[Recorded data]
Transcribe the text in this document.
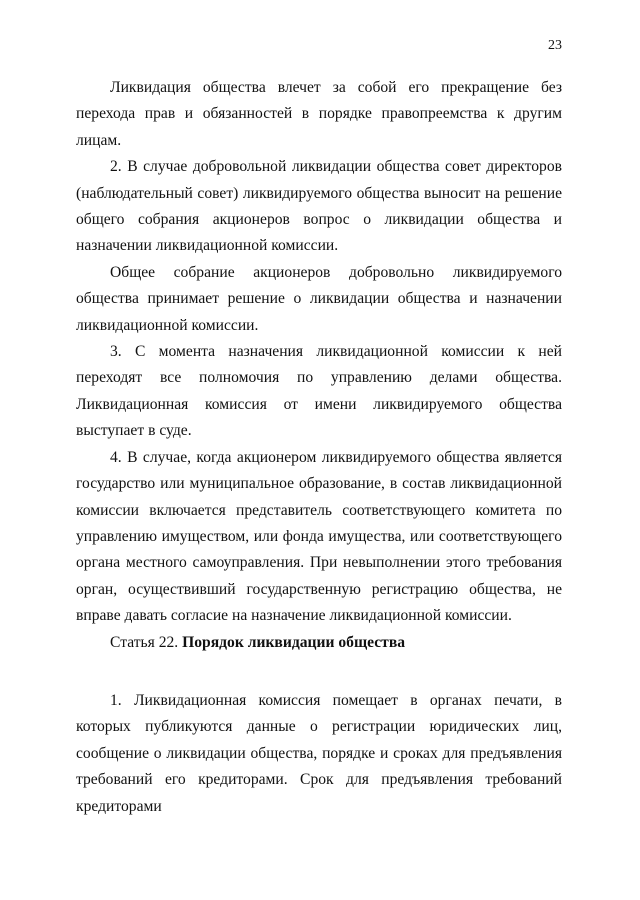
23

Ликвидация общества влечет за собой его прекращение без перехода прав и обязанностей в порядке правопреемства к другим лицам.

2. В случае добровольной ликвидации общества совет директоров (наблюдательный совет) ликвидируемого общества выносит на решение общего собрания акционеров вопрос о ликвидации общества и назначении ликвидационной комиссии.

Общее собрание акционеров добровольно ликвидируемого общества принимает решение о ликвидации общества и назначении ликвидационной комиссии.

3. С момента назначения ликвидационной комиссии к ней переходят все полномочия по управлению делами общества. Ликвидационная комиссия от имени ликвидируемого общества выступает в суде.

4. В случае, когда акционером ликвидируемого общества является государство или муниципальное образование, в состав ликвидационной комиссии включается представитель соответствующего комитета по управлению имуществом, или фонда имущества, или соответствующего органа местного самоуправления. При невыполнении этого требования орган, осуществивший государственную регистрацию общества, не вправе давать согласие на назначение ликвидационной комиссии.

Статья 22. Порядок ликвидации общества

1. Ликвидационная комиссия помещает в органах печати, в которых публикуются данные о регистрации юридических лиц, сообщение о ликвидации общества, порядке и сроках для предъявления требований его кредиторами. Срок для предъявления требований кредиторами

# [PROBLEM STATEMENT]
Copy the data word for word. Pictures do not go in the copy.

# [EXERCISE SOLUTION]
Transcribe the text in this document.
23

Ликвидация общества влечет за собой его прекращение без перехода прав и обязанностей в порядке правопреемства к другим лицам.

2. В случае добровольной ликвидации общества совет директоров (наблюдательный совет) ликвидируемого общества выносит на решение общего собрания акционеров вопрос о ликвидации общества и назначении ликвидационной комиссии.

Общее собрание акционеров добровольно ликвидируемого общества принимает решение о ликвидации общества и назначении ликвидационной комиссии.

3. С момента назначения ликвидационной комиссии к ней переходят все полномочия по управлению делами общества. Ликвидационная комиссия от имени ликвидируемого общества выступает в суде.

4. В случае, когда акционером ликвидируемого общества является государство или муниципальное образование, в состав ликвидационной комиссии включается представитель соответствующего комитета по управлению имуществом, или фонда имущества, или соответствующего органа местного самоуправления. При невыполнении этого требования орган, осуществивший государственную регистрацию общества, не вправе давать согласие на назначение ликвидационной комиссии.

Статья 22. Порядок ликвидации общества

1. Ликвидационная комиссия помещает в органах печати, в которых публикуются данные о регистрации юридических лиц, сообщение о ликвидации общества, порядке и сроках для предъявления требований его кредиторами. Срок для предъявления требований кредиторами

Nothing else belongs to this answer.